(Source records)

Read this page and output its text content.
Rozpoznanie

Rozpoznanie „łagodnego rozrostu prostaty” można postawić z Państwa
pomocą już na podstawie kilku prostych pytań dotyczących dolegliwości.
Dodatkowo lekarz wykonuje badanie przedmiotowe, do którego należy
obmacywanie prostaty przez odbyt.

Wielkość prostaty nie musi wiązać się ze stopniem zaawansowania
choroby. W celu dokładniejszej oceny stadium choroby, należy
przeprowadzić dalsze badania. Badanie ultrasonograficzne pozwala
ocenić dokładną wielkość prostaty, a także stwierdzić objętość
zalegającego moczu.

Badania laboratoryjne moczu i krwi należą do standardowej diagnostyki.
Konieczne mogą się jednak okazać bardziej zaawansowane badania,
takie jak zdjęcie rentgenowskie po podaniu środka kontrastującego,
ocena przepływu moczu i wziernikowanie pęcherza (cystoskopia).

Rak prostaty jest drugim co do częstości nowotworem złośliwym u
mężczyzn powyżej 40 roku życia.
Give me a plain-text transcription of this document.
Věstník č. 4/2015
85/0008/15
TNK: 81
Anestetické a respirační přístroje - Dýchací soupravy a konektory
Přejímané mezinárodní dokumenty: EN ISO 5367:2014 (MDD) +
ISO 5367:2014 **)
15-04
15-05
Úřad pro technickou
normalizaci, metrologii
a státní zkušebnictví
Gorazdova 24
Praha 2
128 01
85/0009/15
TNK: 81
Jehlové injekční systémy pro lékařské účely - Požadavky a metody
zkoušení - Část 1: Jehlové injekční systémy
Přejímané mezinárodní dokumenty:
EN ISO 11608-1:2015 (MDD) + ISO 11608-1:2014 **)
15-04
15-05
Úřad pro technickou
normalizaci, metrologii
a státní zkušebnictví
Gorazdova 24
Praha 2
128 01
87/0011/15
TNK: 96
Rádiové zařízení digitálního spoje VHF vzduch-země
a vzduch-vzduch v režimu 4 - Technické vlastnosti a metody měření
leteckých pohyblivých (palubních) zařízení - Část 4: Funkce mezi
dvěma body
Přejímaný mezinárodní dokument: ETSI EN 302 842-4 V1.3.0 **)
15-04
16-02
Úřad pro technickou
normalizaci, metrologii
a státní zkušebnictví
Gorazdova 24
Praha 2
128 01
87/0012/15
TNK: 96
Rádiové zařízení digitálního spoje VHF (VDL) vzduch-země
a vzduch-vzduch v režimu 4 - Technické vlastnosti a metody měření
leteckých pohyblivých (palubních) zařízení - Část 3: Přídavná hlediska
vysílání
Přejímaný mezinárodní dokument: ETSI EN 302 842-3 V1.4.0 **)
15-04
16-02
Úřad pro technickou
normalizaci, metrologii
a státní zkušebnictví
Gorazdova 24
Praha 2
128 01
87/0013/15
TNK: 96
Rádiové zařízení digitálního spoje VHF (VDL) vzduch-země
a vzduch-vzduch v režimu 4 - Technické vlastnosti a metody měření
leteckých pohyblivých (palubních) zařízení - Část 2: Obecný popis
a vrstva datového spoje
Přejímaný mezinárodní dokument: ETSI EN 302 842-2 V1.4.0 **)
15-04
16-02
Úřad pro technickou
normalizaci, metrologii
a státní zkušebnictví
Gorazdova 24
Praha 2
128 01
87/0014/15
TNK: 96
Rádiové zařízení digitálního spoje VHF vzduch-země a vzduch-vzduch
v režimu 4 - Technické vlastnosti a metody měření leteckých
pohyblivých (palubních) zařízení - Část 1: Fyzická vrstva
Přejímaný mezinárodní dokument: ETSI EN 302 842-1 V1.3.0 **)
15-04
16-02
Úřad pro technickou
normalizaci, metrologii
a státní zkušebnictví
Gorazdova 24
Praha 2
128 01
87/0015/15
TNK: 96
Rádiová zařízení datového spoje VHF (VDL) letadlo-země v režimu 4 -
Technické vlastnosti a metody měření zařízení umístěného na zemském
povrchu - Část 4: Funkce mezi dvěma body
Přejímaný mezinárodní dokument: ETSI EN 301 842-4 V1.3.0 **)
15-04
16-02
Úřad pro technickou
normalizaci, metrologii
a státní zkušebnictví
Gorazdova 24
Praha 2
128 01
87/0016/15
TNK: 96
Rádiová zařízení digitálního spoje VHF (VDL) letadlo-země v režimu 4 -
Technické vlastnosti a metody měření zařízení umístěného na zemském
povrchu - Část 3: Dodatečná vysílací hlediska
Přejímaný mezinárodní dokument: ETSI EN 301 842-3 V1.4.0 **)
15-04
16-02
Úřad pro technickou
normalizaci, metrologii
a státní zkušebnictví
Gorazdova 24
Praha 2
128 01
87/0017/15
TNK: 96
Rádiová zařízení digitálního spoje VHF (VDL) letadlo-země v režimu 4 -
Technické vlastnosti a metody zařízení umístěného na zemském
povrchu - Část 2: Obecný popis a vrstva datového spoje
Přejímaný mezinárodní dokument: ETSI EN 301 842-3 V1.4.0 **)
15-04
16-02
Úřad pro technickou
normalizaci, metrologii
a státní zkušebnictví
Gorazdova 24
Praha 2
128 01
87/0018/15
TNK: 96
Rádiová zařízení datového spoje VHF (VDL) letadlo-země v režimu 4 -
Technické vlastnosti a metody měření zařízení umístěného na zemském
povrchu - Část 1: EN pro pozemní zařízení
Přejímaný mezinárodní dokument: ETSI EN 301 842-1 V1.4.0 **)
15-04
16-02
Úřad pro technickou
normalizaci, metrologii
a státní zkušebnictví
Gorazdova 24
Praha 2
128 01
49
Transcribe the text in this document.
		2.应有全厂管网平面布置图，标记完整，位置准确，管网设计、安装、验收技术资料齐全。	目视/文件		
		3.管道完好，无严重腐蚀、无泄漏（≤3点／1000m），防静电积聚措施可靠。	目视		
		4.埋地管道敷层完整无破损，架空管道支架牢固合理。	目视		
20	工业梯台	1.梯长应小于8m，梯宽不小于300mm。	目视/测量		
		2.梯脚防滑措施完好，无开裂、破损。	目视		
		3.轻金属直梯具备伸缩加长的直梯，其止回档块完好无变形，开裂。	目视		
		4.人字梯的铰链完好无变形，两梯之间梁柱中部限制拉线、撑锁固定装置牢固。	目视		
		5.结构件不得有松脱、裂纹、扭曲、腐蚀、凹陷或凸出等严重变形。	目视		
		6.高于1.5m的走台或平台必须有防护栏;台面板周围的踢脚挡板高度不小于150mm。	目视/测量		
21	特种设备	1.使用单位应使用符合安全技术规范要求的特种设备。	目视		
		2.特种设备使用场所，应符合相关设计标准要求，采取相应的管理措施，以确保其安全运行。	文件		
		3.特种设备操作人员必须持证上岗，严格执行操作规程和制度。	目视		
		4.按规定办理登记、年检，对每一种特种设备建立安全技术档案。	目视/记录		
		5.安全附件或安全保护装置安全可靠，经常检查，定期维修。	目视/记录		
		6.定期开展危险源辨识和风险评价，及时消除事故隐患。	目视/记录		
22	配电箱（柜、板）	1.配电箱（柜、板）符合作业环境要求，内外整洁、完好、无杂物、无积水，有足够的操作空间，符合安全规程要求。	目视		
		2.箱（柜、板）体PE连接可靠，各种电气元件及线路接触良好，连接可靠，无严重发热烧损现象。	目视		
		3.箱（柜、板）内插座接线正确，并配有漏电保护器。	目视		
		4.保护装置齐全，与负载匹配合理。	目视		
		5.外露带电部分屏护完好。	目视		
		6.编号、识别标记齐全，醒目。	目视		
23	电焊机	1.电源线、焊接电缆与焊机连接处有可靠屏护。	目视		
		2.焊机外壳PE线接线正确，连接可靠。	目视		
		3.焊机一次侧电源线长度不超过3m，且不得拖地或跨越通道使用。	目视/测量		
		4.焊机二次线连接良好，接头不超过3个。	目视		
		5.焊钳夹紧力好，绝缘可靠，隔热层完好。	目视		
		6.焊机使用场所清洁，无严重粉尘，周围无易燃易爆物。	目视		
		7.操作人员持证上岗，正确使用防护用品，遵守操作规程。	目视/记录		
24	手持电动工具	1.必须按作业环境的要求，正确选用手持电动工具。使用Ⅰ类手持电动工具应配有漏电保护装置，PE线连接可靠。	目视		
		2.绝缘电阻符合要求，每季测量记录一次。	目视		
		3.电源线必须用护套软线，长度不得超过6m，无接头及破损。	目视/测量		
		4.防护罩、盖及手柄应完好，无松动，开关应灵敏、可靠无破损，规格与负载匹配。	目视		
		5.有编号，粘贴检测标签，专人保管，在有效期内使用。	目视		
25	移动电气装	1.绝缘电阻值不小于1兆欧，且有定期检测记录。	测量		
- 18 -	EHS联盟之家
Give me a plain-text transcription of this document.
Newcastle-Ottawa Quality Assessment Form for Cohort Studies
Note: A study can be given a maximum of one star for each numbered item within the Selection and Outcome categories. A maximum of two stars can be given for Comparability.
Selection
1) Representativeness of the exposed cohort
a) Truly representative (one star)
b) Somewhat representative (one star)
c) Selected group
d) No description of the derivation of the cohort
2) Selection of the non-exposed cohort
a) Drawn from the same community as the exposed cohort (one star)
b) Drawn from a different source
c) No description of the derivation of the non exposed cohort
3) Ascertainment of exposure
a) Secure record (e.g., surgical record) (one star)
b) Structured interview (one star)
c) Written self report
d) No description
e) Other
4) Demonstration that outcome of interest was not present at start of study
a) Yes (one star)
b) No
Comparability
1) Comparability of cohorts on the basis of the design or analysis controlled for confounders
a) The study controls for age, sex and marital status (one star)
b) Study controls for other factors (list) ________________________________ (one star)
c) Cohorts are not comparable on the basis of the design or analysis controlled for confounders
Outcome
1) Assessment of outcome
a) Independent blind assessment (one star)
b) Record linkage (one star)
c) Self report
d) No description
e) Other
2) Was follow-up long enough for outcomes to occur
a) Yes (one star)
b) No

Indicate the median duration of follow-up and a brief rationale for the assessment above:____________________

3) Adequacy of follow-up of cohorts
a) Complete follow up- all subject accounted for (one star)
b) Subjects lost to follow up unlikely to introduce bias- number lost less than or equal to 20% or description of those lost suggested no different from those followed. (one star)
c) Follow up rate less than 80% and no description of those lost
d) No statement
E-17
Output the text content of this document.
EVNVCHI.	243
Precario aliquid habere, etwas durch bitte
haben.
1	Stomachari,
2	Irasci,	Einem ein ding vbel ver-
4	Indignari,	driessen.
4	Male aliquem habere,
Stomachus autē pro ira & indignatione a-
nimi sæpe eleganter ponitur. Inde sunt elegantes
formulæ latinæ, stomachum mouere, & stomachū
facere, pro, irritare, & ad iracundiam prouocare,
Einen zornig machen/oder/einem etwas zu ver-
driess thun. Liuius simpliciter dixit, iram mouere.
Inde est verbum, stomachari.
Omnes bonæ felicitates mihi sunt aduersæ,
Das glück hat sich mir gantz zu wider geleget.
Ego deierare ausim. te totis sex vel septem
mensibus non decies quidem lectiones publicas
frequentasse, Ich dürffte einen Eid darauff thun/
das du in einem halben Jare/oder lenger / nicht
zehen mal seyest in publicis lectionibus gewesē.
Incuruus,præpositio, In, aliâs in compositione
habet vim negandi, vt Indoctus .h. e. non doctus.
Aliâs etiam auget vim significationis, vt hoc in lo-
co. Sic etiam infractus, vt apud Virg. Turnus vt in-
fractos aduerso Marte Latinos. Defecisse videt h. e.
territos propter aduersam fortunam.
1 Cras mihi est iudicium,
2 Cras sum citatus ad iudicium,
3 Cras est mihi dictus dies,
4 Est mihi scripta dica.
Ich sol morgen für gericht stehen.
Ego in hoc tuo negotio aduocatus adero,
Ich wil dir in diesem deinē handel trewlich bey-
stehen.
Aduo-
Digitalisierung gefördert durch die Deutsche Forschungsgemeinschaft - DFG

> Task requirements:
State how many lines hold the word "sunt". The number is the whole answer.

> Task result:
2